## BEGIN
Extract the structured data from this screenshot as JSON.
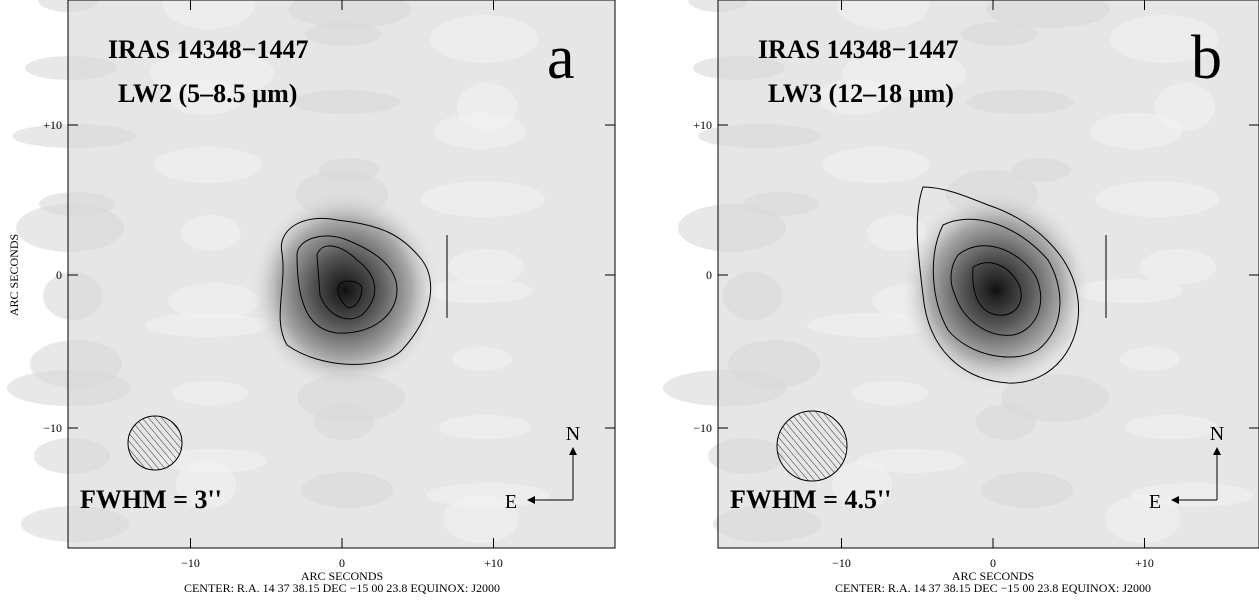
{
  "panels": [
    {
      "title": "IRAS 14348−1447",
      "band": "LW2 (5–8.5 µm)",
      "letter": "a",
      "fwhm": "FWHM = 3''",
      "x_ticks": [
        "−10",
        "0",
        "+10"
      ],
      "y_ticks": [
        "+10",
        "0",
        "−10"
      ],
      "x_axis_label": "ARC SECONDS",
      "y_axis_label": "ARC SECONDS",
      "center": "CENTER: R.A. 14 37 38.15 DEC −15 00 23.8  EQUINOX: J2000",
      "north": "N",
      "east": "E"
    },
    {
      "title": "IRAS 14348−1447",
      "band": "LW3 (12–18 µm)",
      "letter": "b",
      "fwhm": "FWHM = 4.5''",
      "x_ticks": [
        "−10",
        "0",
        "+10"
      ],
      "y_ticks": [
        "+10",
        "0",
        "−10"
      ],
      "x_axis_label": "ARC SECONDS",
      "center": "CENTER: R.A. 14 37 38.15 DEC −15 00 23.8  EQUINOX: J2000",
      "north": "N",
      "east": "E"
    }
  ]
}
## END
Aim: Omit each picture, then return all of the listing exactly as it stands.

Answer to this problem:
Extract the structured data from this screenshot as JSON.
{
  "panels": [
    {
      "title": "IRAS 14348−1447",
      "band": "LW2 (5–8.5 µm)",
      "letter": "a",
      "fwhm": "FWHM = 3''",
      "x_ticks": [
        "−10",
        "0",
        "+10"
      ],
      "y_ticks": [
        "+10",
        "0",
        "−10"
      ],
      "x_axis_label": "ARC SECONDS",
      "y_axis_label": "ARC SECONDS",
      "center": "CENTER: R.A. 14 37 38.15 DEC −15 00 23.8  EQUINOX: J2000",
      "north": "N",
      "east": "E"
    },
    {
      "title": "IRAS 14348−1447",
      "band": "LW3 (12–18 µm)",
      "letter": "b",
      "fwhm": "FWHM = 4.5''",
      "x_ticks": [
        "−10",
        "0",
        "+10"
      ],
      "y_ticks": [
        "+10",
        "0",
        "−10"
      ],
      "x_axis_label": "ARC SECONDS",
      "center": "CENTER: R.A. 14 37 38.15 DEC −15 00 23.8  EQUINOX: J2000",
      "north": "N",
      "east": "E"
    }
  ]
}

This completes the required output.